*What you need to do*
Copy out the data below verbatim.

*Records shown*

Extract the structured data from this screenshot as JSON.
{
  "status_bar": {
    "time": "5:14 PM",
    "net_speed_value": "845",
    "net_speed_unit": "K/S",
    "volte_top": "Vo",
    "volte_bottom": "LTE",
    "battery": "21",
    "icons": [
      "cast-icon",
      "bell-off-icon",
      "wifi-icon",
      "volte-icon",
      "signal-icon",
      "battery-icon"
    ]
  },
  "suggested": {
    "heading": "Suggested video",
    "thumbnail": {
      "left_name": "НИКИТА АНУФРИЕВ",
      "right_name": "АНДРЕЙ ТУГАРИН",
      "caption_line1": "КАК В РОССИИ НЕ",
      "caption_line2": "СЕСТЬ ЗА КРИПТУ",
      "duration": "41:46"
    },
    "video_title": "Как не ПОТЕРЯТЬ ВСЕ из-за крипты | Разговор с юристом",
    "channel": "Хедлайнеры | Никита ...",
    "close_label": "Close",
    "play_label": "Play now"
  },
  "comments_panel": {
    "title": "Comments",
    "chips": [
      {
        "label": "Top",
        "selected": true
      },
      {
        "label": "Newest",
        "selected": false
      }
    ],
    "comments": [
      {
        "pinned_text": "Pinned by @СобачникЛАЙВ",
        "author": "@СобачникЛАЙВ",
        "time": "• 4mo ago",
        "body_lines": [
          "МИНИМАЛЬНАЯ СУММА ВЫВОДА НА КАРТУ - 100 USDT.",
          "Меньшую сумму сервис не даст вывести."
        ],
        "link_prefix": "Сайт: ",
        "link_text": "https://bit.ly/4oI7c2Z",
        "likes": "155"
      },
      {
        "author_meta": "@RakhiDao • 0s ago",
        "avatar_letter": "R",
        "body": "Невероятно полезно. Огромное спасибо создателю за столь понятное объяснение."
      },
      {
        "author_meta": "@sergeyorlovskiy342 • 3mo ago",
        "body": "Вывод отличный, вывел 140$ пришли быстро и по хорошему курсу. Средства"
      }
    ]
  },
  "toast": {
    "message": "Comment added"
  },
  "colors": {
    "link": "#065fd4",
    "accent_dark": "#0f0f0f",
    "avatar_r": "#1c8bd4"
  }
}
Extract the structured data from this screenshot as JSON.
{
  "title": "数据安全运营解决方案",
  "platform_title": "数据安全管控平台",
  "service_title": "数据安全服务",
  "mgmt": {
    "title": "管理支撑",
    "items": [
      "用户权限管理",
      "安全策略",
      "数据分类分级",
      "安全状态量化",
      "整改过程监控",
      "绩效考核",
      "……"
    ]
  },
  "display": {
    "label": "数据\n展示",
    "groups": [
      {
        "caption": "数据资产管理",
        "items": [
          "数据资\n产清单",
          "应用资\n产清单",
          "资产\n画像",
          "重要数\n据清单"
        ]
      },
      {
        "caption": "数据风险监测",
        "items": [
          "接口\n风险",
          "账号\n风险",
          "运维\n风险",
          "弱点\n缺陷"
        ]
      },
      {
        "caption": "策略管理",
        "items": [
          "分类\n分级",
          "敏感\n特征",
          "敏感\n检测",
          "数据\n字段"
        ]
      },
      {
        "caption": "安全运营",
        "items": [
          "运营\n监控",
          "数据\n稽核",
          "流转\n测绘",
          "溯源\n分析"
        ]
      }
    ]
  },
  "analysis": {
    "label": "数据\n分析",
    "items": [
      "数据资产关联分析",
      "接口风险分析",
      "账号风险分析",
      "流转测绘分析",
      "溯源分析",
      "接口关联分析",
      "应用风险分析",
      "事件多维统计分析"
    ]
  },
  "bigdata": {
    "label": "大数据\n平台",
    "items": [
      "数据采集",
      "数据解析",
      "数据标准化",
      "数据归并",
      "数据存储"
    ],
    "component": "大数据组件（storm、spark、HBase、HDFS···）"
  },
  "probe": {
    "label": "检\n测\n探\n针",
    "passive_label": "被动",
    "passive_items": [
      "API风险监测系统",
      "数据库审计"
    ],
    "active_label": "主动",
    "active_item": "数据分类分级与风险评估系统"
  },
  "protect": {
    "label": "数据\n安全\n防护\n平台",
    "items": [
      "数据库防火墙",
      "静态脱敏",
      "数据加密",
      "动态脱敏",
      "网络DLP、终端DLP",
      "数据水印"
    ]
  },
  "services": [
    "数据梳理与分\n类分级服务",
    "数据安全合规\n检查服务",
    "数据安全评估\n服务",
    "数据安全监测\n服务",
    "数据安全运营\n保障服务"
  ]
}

*Solution for this problem*
Extract the structured data from this screenshot as JSON.
{
  "status_bar": {
    "time": "5:14 PM",
    "net_speed_value": "845",
    "net_speed_unit": "K/S",
    "volte_top": "Vo",
    "volte_bottom": "LTE",
    "battery": "21",
    "icons": [
      "cast-icon",
      "bell-off-icon",
      "wifi-icon",
      "volte-icon",
      "signal-icon",
      "battery-icon"
    ]
  },
  "suggested": {
    "heading": "Suggested video",
    "thumbnail": {
      "left_name": "НИКИТА АНУФРИЕВ",
      "right_name": "АНДРЕЙ ТУГАРИН",
      "caption_line1": "КАК В РОССИИ НЕ",
      "caption_line2": "СЕСТЬ ЗА КРИПТУ",
      "duration": "41:46"
    },
    "video_title": "Как не ПОТЕРЯТЬ ВСЕ из-за крипты | Разговор с юристом",
    "channel": "Хедлайнеры | Никита ...",
    "close_label": "Close",
    "play_label": "Play now"
  },
  "comments_panel": {
    "title": "Comments",
    "chips": [
      {
        "label": "Top",
        "selected": true
      },
      {
        "label": "Newest",
        "selected": false
      }
    ],
    "comments": [
      {
        "pinned_text": "Pinned by @СобачникЛАЙВ",
        "author": "@СобачникЛАЙВ",
        "time": "• 4mo ago",
        "body_lines": [
          "МИНИМАЛЬНАЯ СУММА ВЫВОДА НА КАРТУ - 100 USDT.",
          "Меньшую сумму сервис не даст вывести."
        ],
        "link_prefix": "Сайт: ",
        "link_text": "https://bit.ly/4oI7c2Z",
        "likes": "155"
      },
      {
        "author_meta": "@RakhiDao • 0s ago",
        "avatar_letter": "R",
        "body": "Невероятно полезно. Огромное спасибо создателю за столь понятное объяснение."
      },
      {
        "author_meta": "@sergeyorlovskiy342 • 3mo ago",
        "body": "Вывод отличный, вывел 140$ пришли быстро и по хорошему курсу. Средства"
      }
    ]
  },
  "toast": {
    "message": "Comment added"
  },
  "colors": {
    "link": "#065fd4",
    "accent_dark": "#0f0f0f",
    "avatar_r": "#1c8bd4"
  }
}
Extract the structured data from this screenshot as JSON.
{
  "title": "数据安全运营解决方案",
  "platform_title": "数据安全管控平台",
  "service_title": "数据安全服务",
  "mgmt": {
    "title": "管理支撑",
    "items": [
      "用户权限管理",
      "安全策略",
      "数据分类分级",
      "安全状态量化",
      "整改过程监控",
      "绩效考核",
      "……"
    ]
  },
  "display": {
    "label": "数据\n展示",
    "groups": [
      {
        "caption": "数据资产管理",
        "items": [
          "数据资\n产清单",
          "应用资\n产清单",
          "资产\n画像",
          "重要数\n据清单"
        ]
      },
      {
        "caption": "数据风险监测",
        "items": [
          "接口\n风险",
          "账号\n风险",
          "运维\n风险",
          "弱点\n缺陷"
        ]
      },
      {
        "caption": "策略管理",
        "items": [
          "分类\n分级",
          "敏感\n特征",
          "敏感\n检测",
          "数据\n字段"
        ]
      },
      {
        "caption": "安全运营",
        "items": [
          "运营\n监控",
          "数据\n稽核",
          "流转\n测绘",
          "溯源\n分析"
        ]
      }
    ]
  },
  "analysis": {
    "label": "数据\n分析",
    "items": [
      "数据资产关联分析",
      "接口风险分析",
      "账号风险分析",
      "流转测绘分析",
      "溯源分析",
      "接口关联分析",
      "应用风险分析",
      "事件多维统计分析"
    ]
  },
  "bigdata": {
    "label": "大数据\n平台",
    "items": [
      "数据采集",
      "数据解析",
      "数据标准化",
      "数据归并",
      "数据存储"
    ],
    "component": "大数据组件（storm、spark、HBase、HDFS···）"
  },
  "probe": {
    "label": "检\n测\n探\n针",
    "passive_label": "被动",
    "passive_items": [
      "API风险监测系统",
      "数据库审计"
    ],
    "active_label": "主动",
    "active_item": "数据分类分级与风险评估系统"
  },
  "protect": {
    "label": "数据\n安全\n防护\n平台",
    "items": [
      "数据库防火墙",
      "静态脱敏",
      "数据加密",
      "动态脱敏",
      "网络DLP、终端DLP",
      "数据水印"
    ]
  },
  "services": [
    "数据梳理与分\n类分级服务",
    "数据安全合规\n检查服务",
    "数据安全评估\n服务",
    "数据安全监测\n服务",
    "数据安全运营\n保障服务"
  ]
}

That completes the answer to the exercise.